- _Exercise aim_
Restate the listing below word for word, omitting any images.

==== Data records ====

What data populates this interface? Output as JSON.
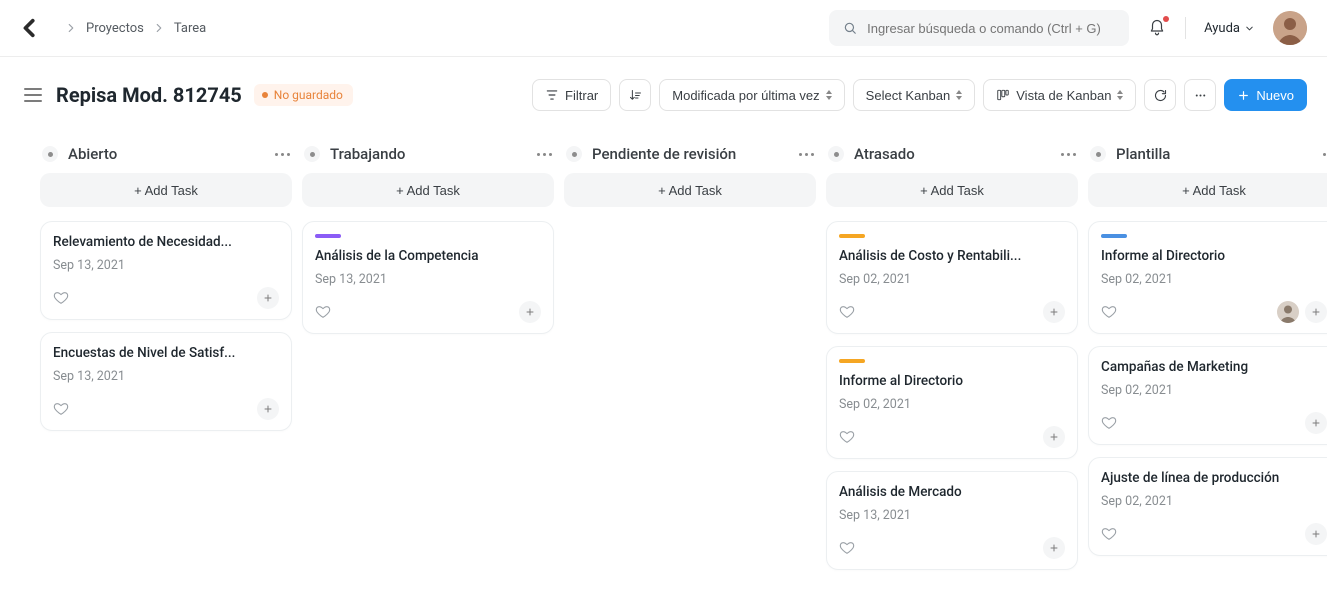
{
  "breadcrumb": {
    "projects": "Proyectos",
    "task": "Tarea"
  },
  "search": {
    "placeholder": "Ingresar búsqueda o comando (Ctrl + G)"
  },
  "help": {
    "label": "Ayuda"
  },
  "page": {
    "title": "Repisa Mod. 812745",
    "unsaved": "No guardado"
  },
  "toolbar": {
    "filter": "Filtrar",
    "sort": "Modificada por última vez",
    "select_kanban": "Select Kanban",
    "view": "Vista de Kanban",
    "new": "Nuevo"
  },
  "add_task_label": "+ Add Task",
  "columns": [
    {
      "title": "Abierto",
      "cards": [
        {
          "tag": null,
          "title": "Relevamiento de Necesidad...",
          "date": "Sep 13, 2021",
          "assignee": false
        },
        {
          "tag": null,
          "title": "Encuestas de Nivel de Satisf...",
          "date": "Sep 13, 2021",
          "assignee": false
        }
      ]
    },
    {
      "title": "Trabajando",
      "cards": [
        {
          "tag": "purple",
          "title": "Análisis de la Competencia",
          "date": "Sep 13, 2021",
          "assignee": false
        }
      ]
    },
    {
      "title": "Pendiente de revisión",
      "cards": []
    },
    {
      "title": "Atrasado",
      "cards": [
        {
          "tag": "amber",
          "title": "Análisis de Costo y Rentabili...",
          "date": "Sep 02, 2021",
          "assignee": false
        },
        {
          "tag": "amber",
          "title": "Informe al Directorio",
          "date": "Sep 02, 2021",
          "assignee": false
        },
        {
          "tag": null,
          "title": "Análisis de Mercado",
          "date": "Sep 13, 2021",
          "assignee": false
        }
      ]
    },
    {
      "title": "Plantilla",
      "cards": [
        {
          "tag": "blue",
          "title": "Informe al Directorio",
          "date": "Sep 02, 2021",
          "assignee": true
        },
        {
          "tag": null,
          "title": "Campañas de Marketing",
          "date": "Sep 02, 2021",
          "assignee": false
        },
        {
          "tag": null,
          "title": "Ajuste de línea de producción",
          "date": "Sep 02, 2021",
          "assignee": false
        }
      ]
    }
  ]
}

====

- _Task response_
What data populates this interface? Output as JSON.
{
  "breadcrumb": {
    "projects": "Proyectos",
    "task": "Tarea"
  },
  "search": {
    "placeholder": "Ingresar búsqueda o comando (Ctrl + G)"
  },
  "help": {
    "label": "Ayuda"
  },
  "page": {
    "title": "Repisa Mod. 812745",
    "unsaved": "No guardado"
  },
  "toolbar": {
    "filter": "Filtrar",
    "sort": "Modificada por última vez",
    "select_kanban": "Select Kanban",
    "view": "Vista de Kanban",
    "new": "Nuevo"
  },
  "add_task_label": "+ Add Task",
  "columns": [
    {
      "title": "Abierto",
      "cards": [
        {
          "tag": null,
          "title": "Relevamiento de Necesidad...",
          "date": "Sep 13, 2021",
          "assignee": false
        },
        {
          "tag": null,
          "title": "Encuestas de Nivel de Satisf...",
          "date": "Sep 13, 2021",
          "assignee": false
        }
      ]
    },
    {
      "title": "Trabajando",
      "cards": [
        {
          "tag": "purple",
          "title": "Análisis de la Competencia",
          "date": "Sep 13, 2021",
          "assignee": false
        }
      ]
    },
    {
      "title": "Pendiente de revisión",
      "cards": []
    },
    {
      "title": "Atrasado",
      "cards": [
        {
          "tag": "amber",
          "title": "Análisis de Costo y Rentabili...",
          "date": "Sep 02, 2021",
          "assignee": false
        },
        {
          "tag": "amber",
          "title": "Informe al Directorio",
          "date": "Sep 02, 2021",
          "assignee": false
        },
        {
          "tag": null,
          "title": "Análisis de Mercado",
          "date": "Sep 13, 2021",
          "assignee": false
        }
      ]
    },
    {
      "title": "Plantilla",
      "cards": [
        {
          "tag": "blue",
          "title": "Informe al Directorio",
          "date": "Sep 02, 2021",
          "assignee": true
        },
        {
          "tag": null,
          "title": "Campañas de Marketing",
          "date": "Sep 02, 2021",
          "assignee": false
        },
        {
          "tag": null,
          "title": "Ajuste de línea de producción",
          "date": "Sep 02, 2021",
          "assignee": false
        }
      ]
    }
  ]
}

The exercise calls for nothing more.